Given task:
Go through the material below and copy each line where the word "this" appears.

(Stored entries)
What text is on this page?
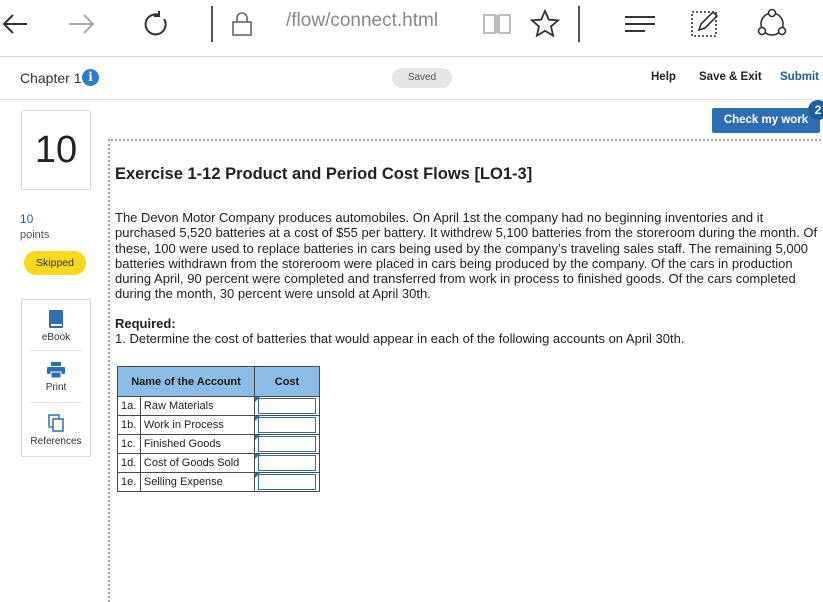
/flow/connect.html
Chapter 1 i	Saved	Help Save & Exit Submit
10
10
points
Skipped
eBook
Print
References
Check my work
2
Exercise 1-12 Product and Period Cost Flows [LO1-3]

The Devon Motor Company produces automobiles. On April 1st the company had no beginning inventories and it purchased 5,520 batteries at a cost of $55 per battery. It withdrew 5,100 batteries from the storeroom during the month. Of these, 100 were used to replace batteries in cars being used by the company’s traveling sales staff. The remaining 5,000 batteries withdrawn from the storeroom were placed in cars being produced by the company. Of the cars in production during April, 90 percent were completed and transferred from work in process to finished goods. Of the cars completed during the month, 30 percent were unsold at April 30th.

Required:
1. Determine the cost of batteries that would appear in each of the following accounts on April 30th.
Name of the Account		Cost
1a.	Raw Materials	

1b.	Work in Process	

1c.	Finished Goods	

1d.	Cost of Goods Sold	

1e.	Selling Expense	
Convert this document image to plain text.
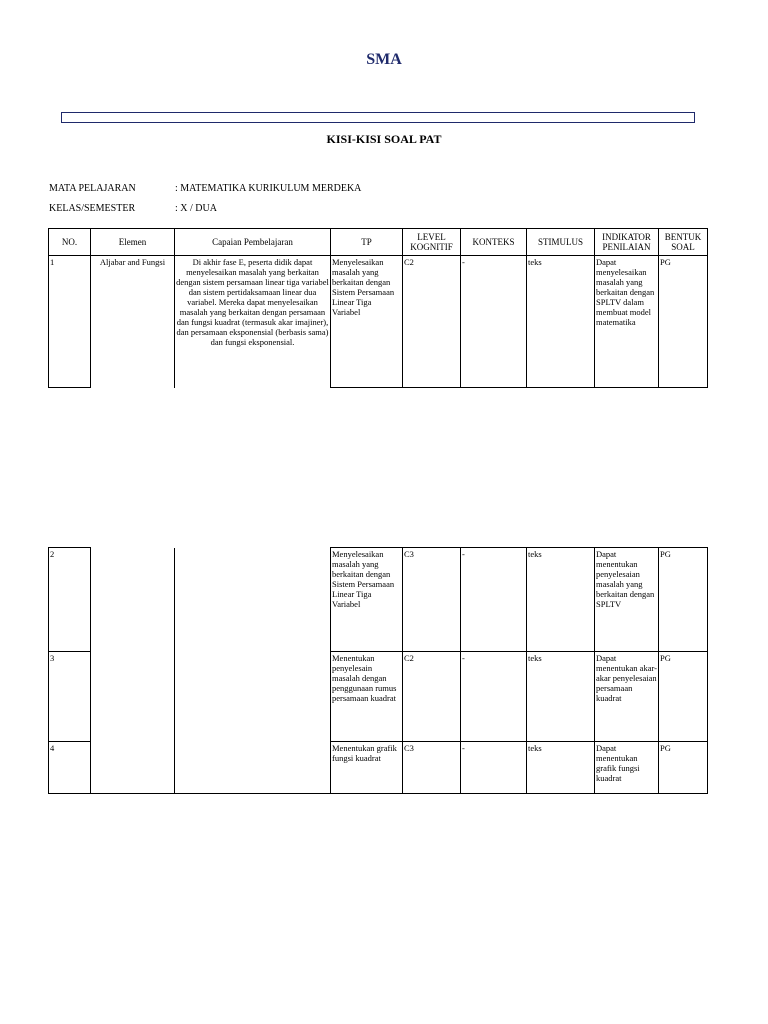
SMA
KISI-KISI SOAL PAT
MATA PELAJARAN	: MATEMATIKA KURIKULUM MERDEKA
KELAS/SEMESTER	: X / DUA
NO.	Elemen	Capaian Pembelajaran	TP	LEVEL KOGNITIF	KONTEKS	STIMULUS	INDIKATOR PENILAIAN	BENTUK SOAL
1	Aljabar and Fungsi	Di akhir fase E, peserta didik dapat menyelesaikan masalah yang berkaitan dengan sistem persamaan linear tiga variabel dan sistem pertidaksamaan linear dua variabel. Mereka dapat menyelesaikan masalah yang berkaitan dengan persamaan dan fungsi kuadrat (termasuk akar imajiner), dan persamaan eksponensial (berbasis sama) dan fungsi eksponensial.	Menyelesaikan masalah yang berkaitan dengan Sistem Persamaan Linear Tiga Variabel	C2	-	teks	Dapat menyelesaikan masalah yang berkaitan dengan SPLTV dalam membuat model matematika	PG
2			Menyelesaikan masalah yang berkaitan dengan Sistem Persamaan Linear Tiga Variabel	C3	-	teks	Dapat menentukan penyelesaian masalah yang berkaitan dengan SPLTV	PG
3			Menentukan penyelesain masalah dengan penggunaan rumus persamaan kuadrat	C2	-	teks	Dapat menentukan akar-akar penyelesaian persamaan kuadrat	PG
4			Menentukan grafik fungsi kuadrat	C3	-	teks	Dapat menentukan grafik fungsi kuadrat	PG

Result of the task:
What text is on this page?
Convert this document image to plain text.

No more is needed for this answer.